**Task directions**: Select lines where the word "this" appears.

**Data extracted from a collection**:
▬▬▬

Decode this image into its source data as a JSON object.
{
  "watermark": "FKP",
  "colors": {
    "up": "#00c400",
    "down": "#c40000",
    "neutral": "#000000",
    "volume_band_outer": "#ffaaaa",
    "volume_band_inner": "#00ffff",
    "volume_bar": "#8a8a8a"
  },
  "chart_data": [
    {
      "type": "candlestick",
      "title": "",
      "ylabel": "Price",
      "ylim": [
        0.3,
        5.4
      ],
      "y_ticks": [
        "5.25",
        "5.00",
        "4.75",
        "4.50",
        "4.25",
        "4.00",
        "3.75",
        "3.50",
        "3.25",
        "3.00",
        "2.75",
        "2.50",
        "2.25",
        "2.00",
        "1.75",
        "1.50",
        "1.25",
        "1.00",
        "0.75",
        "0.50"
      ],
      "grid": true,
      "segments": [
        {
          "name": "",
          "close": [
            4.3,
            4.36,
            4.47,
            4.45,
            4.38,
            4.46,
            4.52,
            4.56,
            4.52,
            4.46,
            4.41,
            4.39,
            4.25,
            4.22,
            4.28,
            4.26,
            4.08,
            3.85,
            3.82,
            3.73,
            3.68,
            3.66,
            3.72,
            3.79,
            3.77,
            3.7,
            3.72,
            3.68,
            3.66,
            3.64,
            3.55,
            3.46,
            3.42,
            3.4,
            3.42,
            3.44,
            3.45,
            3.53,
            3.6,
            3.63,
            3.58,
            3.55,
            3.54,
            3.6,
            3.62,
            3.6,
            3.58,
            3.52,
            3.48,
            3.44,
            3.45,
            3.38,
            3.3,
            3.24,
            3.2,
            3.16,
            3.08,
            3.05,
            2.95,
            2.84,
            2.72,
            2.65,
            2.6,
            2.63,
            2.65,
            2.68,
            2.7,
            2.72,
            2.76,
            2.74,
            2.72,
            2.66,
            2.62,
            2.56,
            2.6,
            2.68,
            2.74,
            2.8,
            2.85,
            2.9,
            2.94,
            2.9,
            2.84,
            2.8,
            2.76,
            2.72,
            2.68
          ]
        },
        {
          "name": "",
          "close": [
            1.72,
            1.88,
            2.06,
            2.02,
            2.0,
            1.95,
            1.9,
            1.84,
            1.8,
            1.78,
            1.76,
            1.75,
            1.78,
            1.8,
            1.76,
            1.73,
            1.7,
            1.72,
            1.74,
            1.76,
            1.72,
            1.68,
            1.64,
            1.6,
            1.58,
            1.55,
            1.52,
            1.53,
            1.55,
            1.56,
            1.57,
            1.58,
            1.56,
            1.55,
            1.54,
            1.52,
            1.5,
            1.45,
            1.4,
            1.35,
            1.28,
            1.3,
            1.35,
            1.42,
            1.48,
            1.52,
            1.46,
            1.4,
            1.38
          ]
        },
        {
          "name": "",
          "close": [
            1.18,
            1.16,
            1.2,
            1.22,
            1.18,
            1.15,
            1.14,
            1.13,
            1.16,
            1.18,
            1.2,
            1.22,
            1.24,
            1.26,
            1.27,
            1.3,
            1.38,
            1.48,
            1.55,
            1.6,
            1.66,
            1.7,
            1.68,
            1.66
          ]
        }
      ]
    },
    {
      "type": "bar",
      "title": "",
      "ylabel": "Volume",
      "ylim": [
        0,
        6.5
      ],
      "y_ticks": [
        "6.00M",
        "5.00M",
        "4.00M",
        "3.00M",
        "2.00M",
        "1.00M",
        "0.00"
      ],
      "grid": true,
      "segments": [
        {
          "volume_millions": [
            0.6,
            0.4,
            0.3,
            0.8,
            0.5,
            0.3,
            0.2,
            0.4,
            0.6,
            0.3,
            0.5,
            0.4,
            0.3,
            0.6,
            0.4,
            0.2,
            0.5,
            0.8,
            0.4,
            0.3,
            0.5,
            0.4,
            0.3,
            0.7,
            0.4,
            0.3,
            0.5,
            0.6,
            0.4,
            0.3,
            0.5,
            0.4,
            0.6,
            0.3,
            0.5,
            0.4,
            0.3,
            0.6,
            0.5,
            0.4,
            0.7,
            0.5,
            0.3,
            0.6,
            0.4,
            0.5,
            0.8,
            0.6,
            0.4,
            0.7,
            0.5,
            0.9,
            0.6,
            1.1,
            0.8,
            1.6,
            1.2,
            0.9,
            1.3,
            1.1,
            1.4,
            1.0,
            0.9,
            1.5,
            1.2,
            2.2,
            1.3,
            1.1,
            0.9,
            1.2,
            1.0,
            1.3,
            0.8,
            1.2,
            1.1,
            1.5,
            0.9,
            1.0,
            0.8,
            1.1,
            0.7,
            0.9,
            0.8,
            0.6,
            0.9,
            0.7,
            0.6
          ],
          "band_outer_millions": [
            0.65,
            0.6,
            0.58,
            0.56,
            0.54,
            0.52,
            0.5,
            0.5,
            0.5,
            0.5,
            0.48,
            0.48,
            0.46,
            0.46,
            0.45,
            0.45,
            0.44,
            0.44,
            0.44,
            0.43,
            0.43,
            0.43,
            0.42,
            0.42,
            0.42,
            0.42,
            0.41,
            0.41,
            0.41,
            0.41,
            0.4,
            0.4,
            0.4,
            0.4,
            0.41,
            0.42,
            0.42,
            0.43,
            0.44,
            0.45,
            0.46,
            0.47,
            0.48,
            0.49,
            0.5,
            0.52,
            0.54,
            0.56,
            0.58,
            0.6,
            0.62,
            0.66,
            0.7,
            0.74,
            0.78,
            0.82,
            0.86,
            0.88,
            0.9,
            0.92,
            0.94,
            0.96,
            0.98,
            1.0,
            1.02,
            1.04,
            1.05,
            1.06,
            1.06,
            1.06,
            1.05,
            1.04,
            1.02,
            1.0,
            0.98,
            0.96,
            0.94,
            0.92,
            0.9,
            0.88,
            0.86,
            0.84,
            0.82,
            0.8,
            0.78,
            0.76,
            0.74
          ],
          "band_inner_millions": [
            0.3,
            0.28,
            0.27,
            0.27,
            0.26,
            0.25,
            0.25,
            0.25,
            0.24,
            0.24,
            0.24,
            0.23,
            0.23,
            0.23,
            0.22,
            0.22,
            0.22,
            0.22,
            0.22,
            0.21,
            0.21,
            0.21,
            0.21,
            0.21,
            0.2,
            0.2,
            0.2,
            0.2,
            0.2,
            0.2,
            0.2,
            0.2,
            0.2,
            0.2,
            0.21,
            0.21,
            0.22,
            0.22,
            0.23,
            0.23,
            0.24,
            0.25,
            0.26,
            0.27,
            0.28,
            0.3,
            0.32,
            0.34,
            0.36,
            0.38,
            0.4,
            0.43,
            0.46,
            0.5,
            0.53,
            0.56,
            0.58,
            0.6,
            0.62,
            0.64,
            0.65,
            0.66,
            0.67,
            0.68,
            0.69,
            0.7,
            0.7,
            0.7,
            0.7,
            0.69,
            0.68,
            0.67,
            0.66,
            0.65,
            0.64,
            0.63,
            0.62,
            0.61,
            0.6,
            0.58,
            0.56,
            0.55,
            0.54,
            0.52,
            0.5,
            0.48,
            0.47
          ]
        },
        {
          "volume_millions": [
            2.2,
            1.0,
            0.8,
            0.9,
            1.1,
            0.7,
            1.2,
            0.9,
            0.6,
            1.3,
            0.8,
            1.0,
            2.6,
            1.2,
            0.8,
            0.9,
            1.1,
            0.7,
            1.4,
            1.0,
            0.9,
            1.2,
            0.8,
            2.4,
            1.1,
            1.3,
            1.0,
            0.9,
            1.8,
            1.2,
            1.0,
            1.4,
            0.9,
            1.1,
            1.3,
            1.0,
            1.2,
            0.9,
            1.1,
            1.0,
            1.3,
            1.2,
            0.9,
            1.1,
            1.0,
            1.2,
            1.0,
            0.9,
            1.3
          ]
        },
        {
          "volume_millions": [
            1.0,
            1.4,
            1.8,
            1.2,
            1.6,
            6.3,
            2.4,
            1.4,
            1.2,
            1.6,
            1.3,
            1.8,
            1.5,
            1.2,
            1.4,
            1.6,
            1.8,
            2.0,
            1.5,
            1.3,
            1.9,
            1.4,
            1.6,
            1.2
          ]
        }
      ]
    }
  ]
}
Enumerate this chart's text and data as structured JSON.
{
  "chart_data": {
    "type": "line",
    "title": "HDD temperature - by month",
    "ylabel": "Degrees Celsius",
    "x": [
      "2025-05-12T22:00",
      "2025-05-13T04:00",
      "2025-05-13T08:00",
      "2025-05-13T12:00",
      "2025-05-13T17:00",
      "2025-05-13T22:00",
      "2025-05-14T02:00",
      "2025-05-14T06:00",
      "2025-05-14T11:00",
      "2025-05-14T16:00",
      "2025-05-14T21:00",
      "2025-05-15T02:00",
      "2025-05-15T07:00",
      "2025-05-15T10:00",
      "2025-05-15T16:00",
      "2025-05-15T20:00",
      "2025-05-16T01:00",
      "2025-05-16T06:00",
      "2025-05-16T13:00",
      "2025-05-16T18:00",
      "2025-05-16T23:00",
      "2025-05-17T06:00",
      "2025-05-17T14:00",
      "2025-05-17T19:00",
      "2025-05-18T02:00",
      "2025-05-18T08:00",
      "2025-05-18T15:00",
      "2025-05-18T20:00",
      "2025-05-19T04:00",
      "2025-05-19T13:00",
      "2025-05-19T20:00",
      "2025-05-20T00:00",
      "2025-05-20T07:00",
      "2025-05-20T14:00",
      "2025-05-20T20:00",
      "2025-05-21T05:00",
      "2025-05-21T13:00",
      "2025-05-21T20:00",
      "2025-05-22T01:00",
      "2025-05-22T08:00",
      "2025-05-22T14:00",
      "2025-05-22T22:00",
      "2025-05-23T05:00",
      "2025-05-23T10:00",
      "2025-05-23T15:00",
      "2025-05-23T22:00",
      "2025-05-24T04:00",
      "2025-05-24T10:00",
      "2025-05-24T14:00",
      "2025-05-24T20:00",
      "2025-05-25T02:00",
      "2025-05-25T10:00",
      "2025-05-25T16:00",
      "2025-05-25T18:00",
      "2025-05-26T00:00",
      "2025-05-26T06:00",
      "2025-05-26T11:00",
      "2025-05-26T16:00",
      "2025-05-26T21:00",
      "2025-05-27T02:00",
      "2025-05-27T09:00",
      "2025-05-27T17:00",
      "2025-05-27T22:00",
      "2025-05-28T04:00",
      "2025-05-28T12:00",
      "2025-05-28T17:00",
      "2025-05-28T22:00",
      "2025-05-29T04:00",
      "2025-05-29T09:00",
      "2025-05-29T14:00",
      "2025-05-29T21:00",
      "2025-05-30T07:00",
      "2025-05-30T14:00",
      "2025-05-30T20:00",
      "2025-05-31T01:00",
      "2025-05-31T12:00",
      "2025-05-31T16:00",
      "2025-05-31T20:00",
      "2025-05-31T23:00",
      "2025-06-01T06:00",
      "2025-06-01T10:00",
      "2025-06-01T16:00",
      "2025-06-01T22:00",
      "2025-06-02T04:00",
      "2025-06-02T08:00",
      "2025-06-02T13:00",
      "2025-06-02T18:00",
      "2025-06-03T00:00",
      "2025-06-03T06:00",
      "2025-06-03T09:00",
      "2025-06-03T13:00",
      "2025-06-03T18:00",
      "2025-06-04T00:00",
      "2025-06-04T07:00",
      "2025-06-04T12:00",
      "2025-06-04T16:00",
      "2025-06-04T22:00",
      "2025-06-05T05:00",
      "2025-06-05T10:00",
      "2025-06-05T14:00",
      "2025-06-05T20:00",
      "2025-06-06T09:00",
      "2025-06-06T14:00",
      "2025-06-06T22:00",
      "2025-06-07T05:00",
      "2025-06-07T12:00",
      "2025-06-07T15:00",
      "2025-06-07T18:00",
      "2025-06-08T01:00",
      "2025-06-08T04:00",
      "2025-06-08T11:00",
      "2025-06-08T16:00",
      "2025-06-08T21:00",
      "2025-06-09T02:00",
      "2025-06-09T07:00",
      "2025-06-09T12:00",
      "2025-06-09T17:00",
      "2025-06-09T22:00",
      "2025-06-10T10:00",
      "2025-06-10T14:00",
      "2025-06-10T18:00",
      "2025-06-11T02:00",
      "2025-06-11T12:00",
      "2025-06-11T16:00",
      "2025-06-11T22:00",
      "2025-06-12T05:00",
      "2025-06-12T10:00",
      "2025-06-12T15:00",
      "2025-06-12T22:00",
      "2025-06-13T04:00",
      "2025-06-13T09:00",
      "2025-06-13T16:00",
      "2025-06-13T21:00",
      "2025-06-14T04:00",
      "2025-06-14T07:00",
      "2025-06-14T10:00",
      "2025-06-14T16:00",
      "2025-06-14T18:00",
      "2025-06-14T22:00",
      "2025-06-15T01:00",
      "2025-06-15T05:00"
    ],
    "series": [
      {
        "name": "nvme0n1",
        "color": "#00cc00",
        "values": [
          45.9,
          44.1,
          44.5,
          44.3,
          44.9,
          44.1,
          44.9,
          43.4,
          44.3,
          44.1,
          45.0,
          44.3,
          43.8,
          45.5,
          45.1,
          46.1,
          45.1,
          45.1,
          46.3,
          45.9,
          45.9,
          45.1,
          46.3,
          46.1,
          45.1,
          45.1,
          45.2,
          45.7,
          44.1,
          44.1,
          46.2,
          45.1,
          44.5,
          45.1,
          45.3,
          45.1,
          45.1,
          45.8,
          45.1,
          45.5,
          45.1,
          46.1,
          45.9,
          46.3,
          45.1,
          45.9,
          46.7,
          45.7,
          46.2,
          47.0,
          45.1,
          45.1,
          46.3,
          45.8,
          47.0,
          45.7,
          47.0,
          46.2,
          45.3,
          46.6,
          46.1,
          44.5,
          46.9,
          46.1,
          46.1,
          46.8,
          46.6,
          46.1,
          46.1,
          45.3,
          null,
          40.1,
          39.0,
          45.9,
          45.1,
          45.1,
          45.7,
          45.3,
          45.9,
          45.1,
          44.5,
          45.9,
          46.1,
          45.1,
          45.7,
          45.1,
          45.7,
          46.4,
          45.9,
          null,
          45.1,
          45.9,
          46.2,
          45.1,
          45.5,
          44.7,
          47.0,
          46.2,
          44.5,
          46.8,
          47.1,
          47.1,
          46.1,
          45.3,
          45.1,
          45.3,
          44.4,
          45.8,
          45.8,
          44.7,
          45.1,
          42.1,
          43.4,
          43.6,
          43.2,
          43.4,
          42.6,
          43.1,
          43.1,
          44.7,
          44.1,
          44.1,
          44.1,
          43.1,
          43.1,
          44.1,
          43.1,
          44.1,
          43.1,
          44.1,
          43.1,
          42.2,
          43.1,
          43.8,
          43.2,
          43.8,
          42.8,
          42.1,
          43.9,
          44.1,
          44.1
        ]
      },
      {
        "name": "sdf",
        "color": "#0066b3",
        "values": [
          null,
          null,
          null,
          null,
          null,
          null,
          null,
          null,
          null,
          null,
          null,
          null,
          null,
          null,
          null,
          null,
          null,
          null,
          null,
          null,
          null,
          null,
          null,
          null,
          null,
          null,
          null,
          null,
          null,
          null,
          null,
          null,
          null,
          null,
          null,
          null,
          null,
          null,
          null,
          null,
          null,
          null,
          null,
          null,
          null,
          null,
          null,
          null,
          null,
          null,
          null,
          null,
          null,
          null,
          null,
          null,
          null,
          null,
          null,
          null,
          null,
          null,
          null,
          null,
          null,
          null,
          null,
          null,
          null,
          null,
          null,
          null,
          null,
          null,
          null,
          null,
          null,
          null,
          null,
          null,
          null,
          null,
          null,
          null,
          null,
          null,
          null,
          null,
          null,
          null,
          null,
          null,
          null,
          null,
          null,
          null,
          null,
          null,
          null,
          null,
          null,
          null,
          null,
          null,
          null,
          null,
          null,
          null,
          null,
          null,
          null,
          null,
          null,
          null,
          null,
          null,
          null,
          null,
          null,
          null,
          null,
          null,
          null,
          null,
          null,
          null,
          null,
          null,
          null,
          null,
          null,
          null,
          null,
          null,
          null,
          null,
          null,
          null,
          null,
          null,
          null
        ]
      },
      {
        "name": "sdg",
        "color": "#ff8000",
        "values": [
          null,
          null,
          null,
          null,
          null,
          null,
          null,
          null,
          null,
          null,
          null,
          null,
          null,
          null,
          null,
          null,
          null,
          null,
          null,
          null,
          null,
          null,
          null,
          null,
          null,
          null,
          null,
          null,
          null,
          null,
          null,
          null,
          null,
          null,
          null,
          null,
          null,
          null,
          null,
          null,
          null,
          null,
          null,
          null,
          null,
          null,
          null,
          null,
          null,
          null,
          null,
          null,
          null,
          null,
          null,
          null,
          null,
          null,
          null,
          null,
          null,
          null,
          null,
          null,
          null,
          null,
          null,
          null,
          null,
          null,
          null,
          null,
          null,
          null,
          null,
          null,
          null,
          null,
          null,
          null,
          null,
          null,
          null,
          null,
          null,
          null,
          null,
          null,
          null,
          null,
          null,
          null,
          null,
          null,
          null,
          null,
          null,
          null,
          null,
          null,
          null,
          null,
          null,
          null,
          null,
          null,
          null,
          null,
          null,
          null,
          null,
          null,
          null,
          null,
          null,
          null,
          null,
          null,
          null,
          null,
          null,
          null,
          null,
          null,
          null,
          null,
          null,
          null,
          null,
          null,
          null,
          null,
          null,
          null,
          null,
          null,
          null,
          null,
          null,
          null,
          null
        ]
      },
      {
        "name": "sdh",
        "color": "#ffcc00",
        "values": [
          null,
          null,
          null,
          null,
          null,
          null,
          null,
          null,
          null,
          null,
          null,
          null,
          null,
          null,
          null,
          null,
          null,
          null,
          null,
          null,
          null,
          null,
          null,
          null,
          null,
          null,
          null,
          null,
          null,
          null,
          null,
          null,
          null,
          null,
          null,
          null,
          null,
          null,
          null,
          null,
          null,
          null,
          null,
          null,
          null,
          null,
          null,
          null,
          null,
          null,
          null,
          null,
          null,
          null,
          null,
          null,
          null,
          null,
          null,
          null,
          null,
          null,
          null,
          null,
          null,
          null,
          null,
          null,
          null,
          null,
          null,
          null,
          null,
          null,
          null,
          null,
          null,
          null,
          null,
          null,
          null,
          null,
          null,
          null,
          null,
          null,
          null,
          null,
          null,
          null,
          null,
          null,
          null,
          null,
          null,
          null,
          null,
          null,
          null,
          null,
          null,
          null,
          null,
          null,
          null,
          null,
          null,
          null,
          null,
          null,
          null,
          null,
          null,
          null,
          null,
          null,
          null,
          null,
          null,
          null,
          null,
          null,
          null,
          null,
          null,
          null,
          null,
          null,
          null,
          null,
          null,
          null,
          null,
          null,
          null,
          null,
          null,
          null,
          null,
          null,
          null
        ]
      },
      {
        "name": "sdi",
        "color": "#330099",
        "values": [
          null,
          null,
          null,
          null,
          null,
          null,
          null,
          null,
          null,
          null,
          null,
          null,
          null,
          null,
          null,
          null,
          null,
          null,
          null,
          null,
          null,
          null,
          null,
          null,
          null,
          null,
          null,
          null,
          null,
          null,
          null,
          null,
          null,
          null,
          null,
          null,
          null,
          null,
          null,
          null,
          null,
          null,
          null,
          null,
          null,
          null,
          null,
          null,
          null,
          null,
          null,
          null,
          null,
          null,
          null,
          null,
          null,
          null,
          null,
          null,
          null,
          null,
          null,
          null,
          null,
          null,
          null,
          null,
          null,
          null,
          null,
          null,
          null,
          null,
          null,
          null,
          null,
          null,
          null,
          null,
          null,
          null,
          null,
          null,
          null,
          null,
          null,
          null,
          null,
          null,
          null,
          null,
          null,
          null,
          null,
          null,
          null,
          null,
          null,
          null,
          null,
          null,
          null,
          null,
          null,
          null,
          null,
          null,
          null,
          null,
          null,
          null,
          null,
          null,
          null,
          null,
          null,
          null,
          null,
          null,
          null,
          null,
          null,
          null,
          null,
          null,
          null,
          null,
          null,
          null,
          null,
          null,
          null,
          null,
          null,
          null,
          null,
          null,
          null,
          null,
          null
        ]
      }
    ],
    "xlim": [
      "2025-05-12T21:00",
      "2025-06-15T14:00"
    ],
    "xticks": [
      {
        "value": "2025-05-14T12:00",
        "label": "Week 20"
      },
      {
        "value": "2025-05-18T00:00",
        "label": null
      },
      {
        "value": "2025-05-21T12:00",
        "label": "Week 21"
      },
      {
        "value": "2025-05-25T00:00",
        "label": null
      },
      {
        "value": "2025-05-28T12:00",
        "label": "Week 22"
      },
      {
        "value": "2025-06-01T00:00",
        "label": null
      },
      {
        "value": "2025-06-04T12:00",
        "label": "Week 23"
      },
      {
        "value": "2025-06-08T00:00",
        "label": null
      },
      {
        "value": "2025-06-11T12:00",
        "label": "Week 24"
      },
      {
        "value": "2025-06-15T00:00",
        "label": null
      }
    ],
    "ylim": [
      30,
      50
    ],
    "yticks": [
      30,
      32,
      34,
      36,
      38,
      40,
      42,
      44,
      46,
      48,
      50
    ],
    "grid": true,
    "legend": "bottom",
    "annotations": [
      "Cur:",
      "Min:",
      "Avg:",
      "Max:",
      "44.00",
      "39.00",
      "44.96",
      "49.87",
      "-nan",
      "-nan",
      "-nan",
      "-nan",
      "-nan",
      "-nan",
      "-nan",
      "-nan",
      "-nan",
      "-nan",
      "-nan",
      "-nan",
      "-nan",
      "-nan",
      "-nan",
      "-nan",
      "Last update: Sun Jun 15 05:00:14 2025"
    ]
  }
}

▬▬▬

**Exercise answer**:
Decode this image into its source data as a JSON object.
Enumerate this chart's text and data as structured JSON.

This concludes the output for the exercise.